>> START DATA EXTRACT

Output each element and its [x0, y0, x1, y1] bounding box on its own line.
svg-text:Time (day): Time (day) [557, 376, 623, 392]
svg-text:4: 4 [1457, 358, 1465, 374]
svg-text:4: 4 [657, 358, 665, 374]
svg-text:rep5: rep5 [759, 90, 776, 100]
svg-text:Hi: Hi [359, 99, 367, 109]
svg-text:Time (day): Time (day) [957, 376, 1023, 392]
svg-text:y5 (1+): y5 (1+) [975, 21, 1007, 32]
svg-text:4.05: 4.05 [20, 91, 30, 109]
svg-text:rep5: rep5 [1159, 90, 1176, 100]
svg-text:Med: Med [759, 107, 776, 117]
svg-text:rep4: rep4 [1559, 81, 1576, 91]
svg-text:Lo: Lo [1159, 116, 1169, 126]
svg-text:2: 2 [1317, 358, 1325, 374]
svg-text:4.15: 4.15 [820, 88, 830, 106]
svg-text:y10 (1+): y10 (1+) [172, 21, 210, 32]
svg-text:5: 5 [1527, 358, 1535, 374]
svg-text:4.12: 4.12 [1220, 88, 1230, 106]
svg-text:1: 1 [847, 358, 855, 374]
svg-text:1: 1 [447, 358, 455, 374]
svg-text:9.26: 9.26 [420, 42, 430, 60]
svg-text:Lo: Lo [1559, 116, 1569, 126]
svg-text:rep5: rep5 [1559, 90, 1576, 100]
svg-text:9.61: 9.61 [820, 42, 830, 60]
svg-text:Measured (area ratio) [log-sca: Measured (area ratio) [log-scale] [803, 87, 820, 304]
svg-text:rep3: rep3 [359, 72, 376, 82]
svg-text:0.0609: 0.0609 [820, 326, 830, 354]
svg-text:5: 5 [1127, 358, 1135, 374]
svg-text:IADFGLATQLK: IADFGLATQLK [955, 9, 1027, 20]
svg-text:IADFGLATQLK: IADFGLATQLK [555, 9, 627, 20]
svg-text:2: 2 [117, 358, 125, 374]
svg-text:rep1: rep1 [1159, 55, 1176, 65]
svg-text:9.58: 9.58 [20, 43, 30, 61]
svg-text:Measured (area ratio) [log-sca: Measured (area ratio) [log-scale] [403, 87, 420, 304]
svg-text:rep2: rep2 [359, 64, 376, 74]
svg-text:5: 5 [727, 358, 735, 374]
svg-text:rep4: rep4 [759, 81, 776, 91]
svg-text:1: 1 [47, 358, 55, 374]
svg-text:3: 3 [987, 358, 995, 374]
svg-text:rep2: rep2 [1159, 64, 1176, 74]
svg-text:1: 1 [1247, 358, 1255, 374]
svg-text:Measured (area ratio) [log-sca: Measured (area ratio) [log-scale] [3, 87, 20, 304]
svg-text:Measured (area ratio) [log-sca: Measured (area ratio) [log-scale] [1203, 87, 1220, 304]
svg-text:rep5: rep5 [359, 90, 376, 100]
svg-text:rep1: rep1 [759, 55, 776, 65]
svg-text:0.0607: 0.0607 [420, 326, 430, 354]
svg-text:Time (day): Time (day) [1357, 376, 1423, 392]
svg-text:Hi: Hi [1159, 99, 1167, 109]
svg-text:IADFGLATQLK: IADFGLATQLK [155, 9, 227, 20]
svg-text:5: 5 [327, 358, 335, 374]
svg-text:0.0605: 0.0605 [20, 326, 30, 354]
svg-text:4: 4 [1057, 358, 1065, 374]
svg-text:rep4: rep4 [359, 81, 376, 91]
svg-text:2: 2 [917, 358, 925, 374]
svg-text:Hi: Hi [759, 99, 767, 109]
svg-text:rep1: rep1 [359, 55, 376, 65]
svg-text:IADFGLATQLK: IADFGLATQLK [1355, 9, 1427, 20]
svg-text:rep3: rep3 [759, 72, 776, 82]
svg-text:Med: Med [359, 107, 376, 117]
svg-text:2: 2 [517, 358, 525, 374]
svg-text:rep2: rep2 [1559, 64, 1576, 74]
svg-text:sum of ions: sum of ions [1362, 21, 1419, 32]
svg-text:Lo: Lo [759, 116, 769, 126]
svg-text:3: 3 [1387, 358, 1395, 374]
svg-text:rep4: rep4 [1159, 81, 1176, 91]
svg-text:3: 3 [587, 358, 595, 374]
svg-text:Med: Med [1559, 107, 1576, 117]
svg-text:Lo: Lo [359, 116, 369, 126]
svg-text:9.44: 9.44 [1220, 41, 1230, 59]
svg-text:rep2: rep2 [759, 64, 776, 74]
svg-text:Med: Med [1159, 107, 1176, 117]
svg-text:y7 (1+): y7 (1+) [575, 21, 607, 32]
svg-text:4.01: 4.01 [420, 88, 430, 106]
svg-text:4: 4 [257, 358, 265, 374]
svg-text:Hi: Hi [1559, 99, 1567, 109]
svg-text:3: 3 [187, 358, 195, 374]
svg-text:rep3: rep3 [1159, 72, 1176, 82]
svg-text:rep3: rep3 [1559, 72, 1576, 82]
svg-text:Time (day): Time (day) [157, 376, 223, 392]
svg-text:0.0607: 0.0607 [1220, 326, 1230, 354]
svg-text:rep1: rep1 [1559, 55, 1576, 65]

>> END DATA EXTRACT

STATED TASK - Please copy out all of the material above word for word, keeping every line unchanged.

TASK RESULT -
Output each element and its [x0, y0, x1, y1] bounding box on its own line.
svg-text:Time (day): Time (day) [557, 376, 623, 392]
svg-text:4: 4 [1457, 358, 1465, 374]
svg-text:4: 4 [657, 358, 665, 374]
svg-text:rep5: rep5 [759, 90, 776, 100]
svg-text:Hi: Hi [359, 99, 367, 109]
svg-text:Time (day): Time (day) [957, 376, 1023, 392]
svg-text:y5 (1+): y5 (1+) [975, 21, 1007, 32]
svg-text:4.05: 4.05 [20, 91, 30, 109]
svg-text:rep5: rep5 [1159, 90, 1176, 100]
svg-text:Med: Med [759, 107, 776, 117]
svg-text:rep4: rep4 [1559, 81, 1576, 91]
svg-text:Lo: Lo [1159, 116, 1169, 126]
svg-text:2: 2 [1317, 358, 1325, 374]
svg-text:4.15: 4.15 [820, 88, 830, 106]
svg-text:y10 (1+): y10 (1+) [172, 21, 210, 32]
svg-text:5: 5 [1527, 358, 1535, 374]
svg-text:4.12: 4.12 [1220, 88, 1230, 106]
svg-text:1: 1 [847, 358, 855, 374]
svg-text:1: 1 [447, 358, 455, 374]
svg-text:9.26: 9.26 [420, 42, 430, 60]
svg-text:Lo: Lo [1559, 116, 1569, 126]
svg-text:rep5: rep5 [1559, 90, 1576, 100]
svg-text:9.61: 9.61 [820, 42, 830, 60]
svg-text:Measured (area ratio) [log-sca: Measured (area ratio) [log-scale] [803, 87, 820, 304]
svg-text:rep3: rep3 [359, 72, 376, 82]
svg-text:0.0609: 0.0609 [820, 326, 830, 354]
svg-text:5: 5 [1127, 358, 1135, 374]
svg-text:IADFGLATQLK: IADFGLATQLK [955, 9, 1027, 20]
svg-text:IADFGLATQLK: IADFGLATQLK [555, 9, 627, 20]
svg-text:2: 2 [117, 358, 125, 374]
svg-text:rep1: rep1 [1159, 55, 1176, 65]
svg-text:9.58: 9.58 [20, 43, 30, 61]
svg-text:Measured (area ratio) [log-sca: Measured (area ratio) [log-scale] [403, 87, 420, 304]
svg-text:rep2: rep2 [359, 64, 376, 74]
svg-text:5: 5 [727, 358, 735, 374]
svg-text:rep4: rep4 [759, 81, 776, 91]
svg-text:1: 1 [47, 358, 55, 374]
svg-text:3: 3 [987, 358, 995, 374]
svg-text:rep2: rep2 [1159, 64, 1176, 74]
svg-text:1: 1 [1247, 358, 1255, 374]
svg-text:Measured (area ratio) [log-sca: Measured (area ratio) [log-scale] [3, 87, 20, 304]
svg-text:Measured (area ratio) [log-sca: Measured (area ratio) [log-scale] [1203, 87, 1220, 304]
svg-text:rep5: rep5 [359, 90, 376, 100]
svg-text:rep1: rep1 [759, 55, 776, 65]
svg-text:0.0607: 0.0607 [420, 326, 430, 354]
svg-text:Time (day): Time (day) [1357, 376, 1423, 392]
svg-text:Hi: Hi [1159, 99, 1167, 109]
svg-text:IADFGLATQLK: IADFGLATQLK [155, 9, 227, 20]
svg-text:5: 5 [327, 358, 335, 374]
svg-text:0.0605: 0.0605 [20, 326, 30, 354]
svg-text:4: 4 [1057, 358, 1065, 374]
svg-text:rep4: rep4 [359, 81, 376, 91]
svg-text:2: 2 [917, 358, 925, 374]
svg-text:Hi: Hi [759, 99, 767, 109]
svg-text:rep1: rep1 [359, 55, 376, 65]
svg-text:IADFGLATQLK: IADFGLATQLK [1355, 9, 1427, 20]
svg-text:rep3: rep3 [759, 72, 776, 82]
svg-text:Med: Med [359, 107, 376, 117]
svg-text:2: 2 [517, 358, 525, 374]
svg-text:rep2: rep2 [1559, 64, 1576, 74]
svg-text:sum of ions: sum of ions [1362, 21, 1419, 32]
svg-text:Lo: Lo [759, 116, 769, 126]
svg-text:3: 3 [1387, 358, 1395, 374]
svg-text:rep4: rep4 [1159, 81, 1176, 91]
svg-text:3: 3 [587, 358, 595, 374]
svg-text:Med: Med [1559, 107, 1576, 117]
svg-text:Lo: Lo [359, 116, 369, 126]
svg-text:9.44: 9.44 [1220, 41, 1230, 59]
svg-text:rep2: rep2 [759, 64, 776, 74]
svg-text:Med: Med [1159, 107, 1176, 117]
svg-text:y7 (1+): y7 (1+) [575, 21, 607, 32]
svg-text:4.01: 4.01 [420, 88, 430, 106]
svg-text:4: 4 [257, 358, 265, 374]
svg-text:Hi: Hi [1559, 99, 1567, 109]
svg-text:3: 3 [187, 358, 195, 374]
svg-text:rep3: rep3 [1159, 72, 1176, 82]
svg-text:rep3: rep3 [1559, 72, 1576, 82]
svg-text:Time (day): Time (day) [157, 376, 223, 392]
svg-text:0.0607: 0.0607 [1220, 326, 1230, 354]
svg-text:rep1: rep1 [1559, 55, 1576, 65]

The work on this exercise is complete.